_Records provided_.
╭──

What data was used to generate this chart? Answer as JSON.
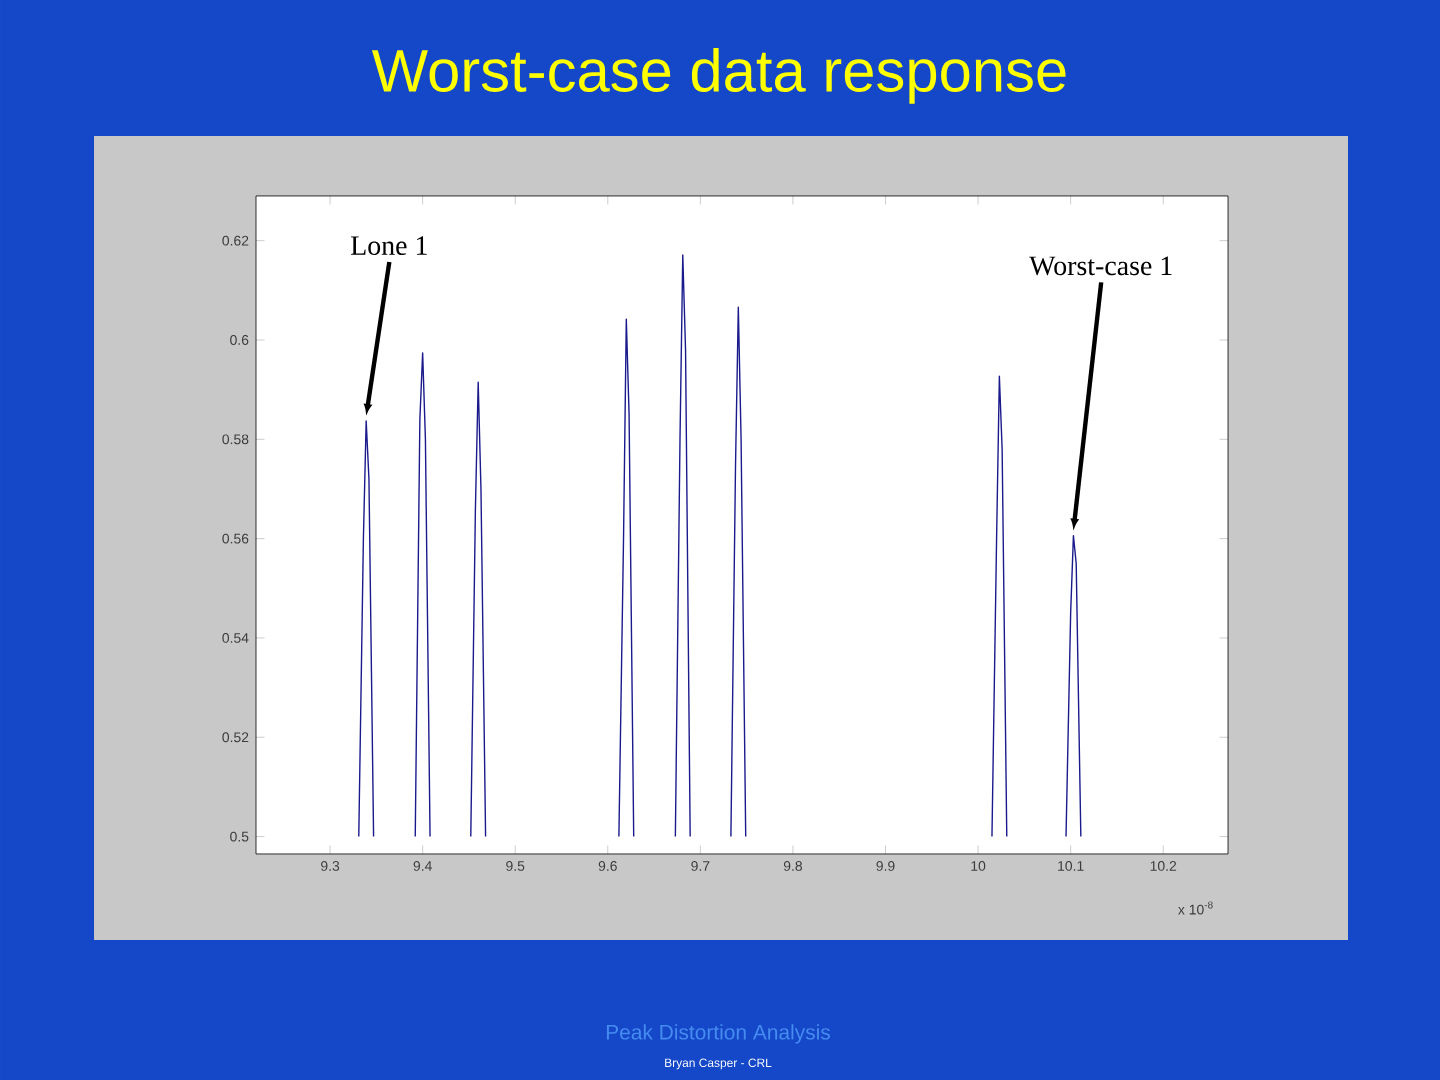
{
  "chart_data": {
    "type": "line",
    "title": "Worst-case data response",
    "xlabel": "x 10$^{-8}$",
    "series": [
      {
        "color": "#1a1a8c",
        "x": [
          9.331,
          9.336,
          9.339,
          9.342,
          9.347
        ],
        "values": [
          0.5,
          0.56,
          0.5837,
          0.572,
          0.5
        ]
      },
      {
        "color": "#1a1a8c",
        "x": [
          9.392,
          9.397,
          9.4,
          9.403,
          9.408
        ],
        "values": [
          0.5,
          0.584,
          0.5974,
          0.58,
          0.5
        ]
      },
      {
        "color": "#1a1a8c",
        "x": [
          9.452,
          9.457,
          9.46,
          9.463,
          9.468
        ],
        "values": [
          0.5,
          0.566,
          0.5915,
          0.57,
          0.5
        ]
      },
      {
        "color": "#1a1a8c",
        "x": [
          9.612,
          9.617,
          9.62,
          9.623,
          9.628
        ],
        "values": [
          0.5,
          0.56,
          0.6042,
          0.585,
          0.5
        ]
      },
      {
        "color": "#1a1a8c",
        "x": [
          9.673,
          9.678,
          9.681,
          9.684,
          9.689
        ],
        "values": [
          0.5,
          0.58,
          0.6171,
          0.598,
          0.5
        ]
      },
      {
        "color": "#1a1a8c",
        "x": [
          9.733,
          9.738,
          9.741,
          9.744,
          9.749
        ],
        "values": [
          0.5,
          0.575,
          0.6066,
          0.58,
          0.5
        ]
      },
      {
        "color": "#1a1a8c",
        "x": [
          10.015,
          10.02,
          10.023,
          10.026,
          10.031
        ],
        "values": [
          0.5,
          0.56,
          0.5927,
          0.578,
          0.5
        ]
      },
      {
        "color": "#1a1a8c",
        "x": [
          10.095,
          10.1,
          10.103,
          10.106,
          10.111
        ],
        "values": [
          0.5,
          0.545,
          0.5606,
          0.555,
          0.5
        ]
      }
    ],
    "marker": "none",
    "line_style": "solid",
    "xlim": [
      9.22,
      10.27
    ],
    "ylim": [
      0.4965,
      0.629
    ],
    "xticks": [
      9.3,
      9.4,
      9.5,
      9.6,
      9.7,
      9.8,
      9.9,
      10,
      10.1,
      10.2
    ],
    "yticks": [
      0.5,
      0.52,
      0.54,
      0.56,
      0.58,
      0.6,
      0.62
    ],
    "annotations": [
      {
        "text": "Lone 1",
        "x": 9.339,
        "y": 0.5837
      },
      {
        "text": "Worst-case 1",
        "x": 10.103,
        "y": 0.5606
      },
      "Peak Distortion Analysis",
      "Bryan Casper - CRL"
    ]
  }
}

╰──
╭──

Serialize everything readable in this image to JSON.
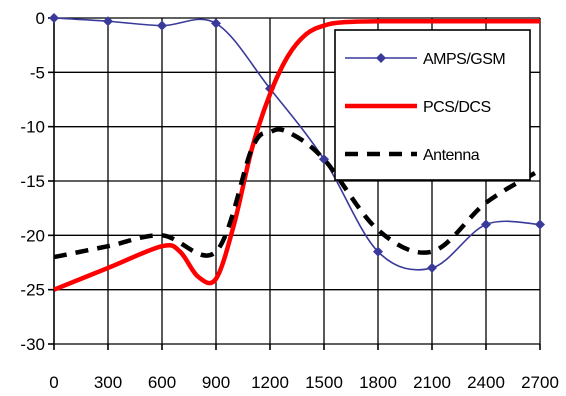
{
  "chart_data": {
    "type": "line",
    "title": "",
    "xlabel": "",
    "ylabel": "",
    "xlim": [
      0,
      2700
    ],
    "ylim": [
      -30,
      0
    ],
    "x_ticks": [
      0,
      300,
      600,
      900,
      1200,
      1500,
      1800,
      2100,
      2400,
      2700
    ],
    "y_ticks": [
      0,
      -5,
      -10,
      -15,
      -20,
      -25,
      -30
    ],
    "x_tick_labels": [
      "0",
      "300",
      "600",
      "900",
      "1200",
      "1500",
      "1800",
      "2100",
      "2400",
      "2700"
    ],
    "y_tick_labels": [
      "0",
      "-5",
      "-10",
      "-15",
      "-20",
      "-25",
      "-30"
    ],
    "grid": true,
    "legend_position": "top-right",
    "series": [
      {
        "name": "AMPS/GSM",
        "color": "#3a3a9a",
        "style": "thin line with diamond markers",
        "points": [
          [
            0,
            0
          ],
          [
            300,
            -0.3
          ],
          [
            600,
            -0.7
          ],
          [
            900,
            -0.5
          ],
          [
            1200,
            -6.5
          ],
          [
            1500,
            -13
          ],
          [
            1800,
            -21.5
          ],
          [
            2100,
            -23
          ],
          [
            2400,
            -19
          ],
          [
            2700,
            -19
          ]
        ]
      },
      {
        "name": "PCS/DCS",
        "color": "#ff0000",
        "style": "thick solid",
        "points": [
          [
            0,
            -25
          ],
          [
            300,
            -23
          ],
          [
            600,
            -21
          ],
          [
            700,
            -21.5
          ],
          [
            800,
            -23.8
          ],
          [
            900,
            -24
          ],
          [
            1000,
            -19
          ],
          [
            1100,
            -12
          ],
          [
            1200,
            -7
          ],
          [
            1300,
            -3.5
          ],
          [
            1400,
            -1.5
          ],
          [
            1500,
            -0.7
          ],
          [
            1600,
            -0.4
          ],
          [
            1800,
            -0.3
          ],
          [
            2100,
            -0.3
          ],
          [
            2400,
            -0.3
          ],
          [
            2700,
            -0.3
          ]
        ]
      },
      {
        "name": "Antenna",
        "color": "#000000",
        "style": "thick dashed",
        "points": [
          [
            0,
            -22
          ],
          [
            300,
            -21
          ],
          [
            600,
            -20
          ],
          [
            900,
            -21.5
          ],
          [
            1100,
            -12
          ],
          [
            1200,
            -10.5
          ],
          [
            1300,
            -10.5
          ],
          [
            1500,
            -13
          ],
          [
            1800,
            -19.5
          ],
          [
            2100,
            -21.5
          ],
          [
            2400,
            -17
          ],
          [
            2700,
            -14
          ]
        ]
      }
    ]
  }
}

╰──
╭──

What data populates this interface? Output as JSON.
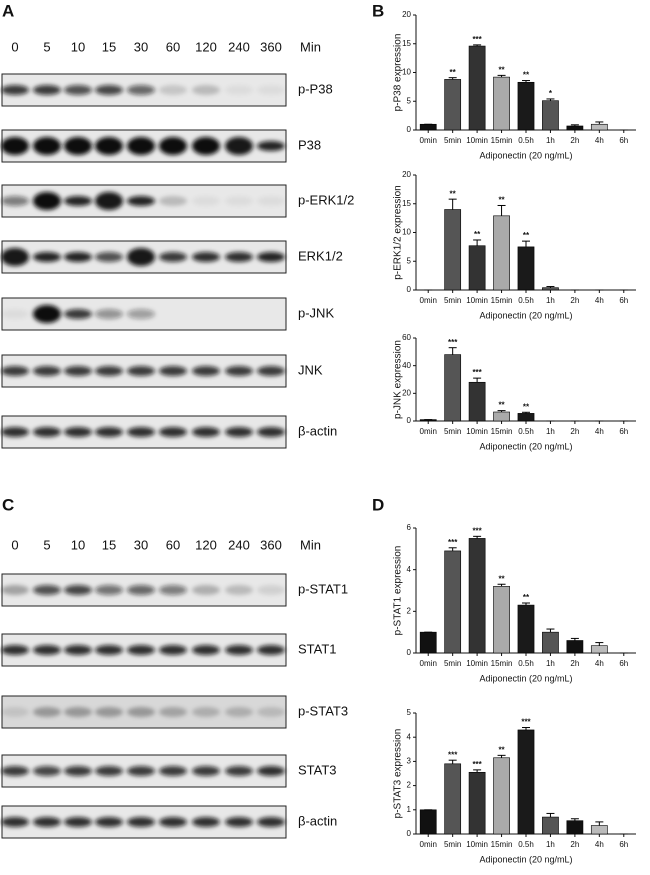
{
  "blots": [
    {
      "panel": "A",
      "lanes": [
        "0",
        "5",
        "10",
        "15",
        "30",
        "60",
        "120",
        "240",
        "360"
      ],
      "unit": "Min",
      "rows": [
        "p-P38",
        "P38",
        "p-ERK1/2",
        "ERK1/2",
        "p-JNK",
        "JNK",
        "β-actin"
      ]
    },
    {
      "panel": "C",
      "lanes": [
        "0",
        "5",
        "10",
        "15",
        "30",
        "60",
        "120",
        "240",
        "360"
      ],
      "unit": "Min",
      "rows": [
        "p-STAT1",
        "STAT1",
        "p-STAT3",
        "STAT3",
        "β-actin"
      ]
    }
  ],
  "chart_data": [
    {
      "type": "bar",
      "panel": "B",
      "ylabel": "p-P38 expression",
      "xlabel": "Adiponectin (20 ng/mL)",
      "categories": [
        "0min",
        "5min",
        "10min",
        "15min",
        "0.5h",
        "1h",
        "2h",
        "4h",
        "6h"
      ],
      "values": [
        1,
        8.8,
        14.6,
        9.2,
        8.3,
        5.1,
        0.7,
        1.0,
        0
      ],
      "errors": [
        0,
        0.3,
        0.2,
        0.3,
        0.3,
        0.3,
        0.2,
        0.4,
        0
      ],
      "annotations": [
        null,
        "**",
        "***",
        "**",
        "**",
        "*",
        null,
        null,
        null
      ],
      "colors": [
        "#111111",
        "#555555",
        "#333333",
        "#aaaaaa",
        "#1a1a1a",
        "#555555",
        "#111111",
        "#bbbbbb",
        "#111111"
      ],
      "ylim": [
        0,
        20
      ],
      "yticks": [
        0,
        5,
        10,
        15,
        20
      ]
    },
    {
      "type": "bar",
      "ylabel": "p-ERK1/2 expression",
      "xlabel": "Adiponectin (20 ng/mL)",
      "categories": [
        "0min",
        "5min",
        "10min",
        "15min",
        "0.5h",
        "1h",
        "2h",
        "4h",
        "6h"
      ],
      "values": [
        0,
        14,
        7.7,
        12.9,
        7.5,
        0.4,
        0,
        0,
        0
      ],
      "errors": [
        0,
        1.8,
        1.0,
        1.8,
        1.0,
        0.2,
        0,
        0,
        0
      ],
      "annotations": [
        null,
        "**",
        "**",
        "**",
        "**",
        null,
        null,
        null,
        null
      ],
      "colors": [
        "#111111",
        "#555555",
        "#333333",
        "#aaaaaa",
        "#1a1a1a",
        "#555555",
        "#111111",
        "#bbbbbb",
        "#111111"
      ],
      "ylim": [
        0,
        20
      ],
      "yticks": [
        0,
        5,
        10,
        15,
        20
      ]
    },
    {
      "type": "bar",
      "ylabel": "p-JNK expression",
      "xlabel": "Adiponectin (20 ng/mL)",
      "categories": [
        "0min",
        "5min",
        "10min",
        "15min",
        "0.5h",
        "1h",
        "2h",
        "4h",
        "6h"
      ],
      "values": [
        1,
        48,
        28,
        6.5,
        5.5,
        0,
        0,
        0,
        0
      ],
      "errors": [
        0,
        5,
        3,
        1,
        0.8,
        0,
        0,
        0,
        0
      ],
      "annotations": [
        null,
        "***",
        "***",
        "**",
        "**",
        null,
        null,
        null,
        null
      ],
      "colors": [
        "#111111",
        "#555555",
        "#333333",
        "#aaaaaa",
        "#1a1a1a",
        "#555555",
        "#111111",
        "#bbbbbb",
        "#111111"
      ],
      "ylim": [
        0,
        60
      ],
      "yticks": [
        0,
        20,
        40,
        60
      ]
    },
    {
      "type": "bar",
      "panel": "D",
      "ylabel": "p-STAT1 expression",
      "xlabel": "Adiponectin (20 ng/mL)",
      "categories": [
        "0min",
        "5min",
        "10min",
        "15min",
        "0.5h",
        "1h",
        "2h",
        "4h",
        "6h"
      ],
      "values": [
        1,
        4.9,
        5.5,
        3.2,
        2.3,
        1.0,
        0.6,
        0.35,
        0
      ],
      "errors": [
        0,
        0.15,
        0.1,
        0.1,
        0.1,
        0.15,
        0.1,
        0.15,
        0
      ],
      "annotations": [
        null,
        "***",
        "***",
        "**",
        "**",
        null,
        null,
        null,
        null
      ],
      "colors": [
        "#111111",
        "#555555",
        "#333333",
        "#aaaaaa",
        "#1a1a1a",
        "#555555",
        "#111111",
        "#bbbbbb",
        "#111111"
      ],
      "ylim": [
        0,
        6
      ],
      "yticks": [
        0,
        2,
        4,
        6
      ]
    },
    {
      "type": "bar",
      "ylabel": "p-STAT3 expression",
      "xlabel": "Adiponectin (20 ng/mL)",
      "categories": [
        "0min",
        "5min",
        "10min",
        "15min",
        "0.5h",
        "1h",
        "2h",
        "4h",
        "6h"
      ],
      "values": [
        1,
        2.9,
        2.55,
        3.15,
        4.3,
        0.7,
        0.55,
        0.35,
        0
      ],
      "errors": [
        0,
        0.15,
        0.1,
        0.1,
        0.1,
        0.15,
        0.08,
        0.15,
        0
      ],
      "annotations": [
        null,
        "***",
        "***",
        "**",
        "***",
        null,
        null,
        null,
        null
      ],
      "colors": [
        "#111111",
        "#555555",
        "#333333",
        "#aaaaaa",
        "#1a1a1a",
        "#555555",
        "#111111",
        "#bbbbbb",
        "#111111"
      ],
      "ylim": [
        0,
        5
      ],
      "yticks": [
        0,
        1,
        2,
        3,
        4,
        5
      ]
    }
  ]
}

╰──

_Objective_. Of the lines in the listing, how many hold the word "thick"? Nothing but the number is needed.

_Final result_. 2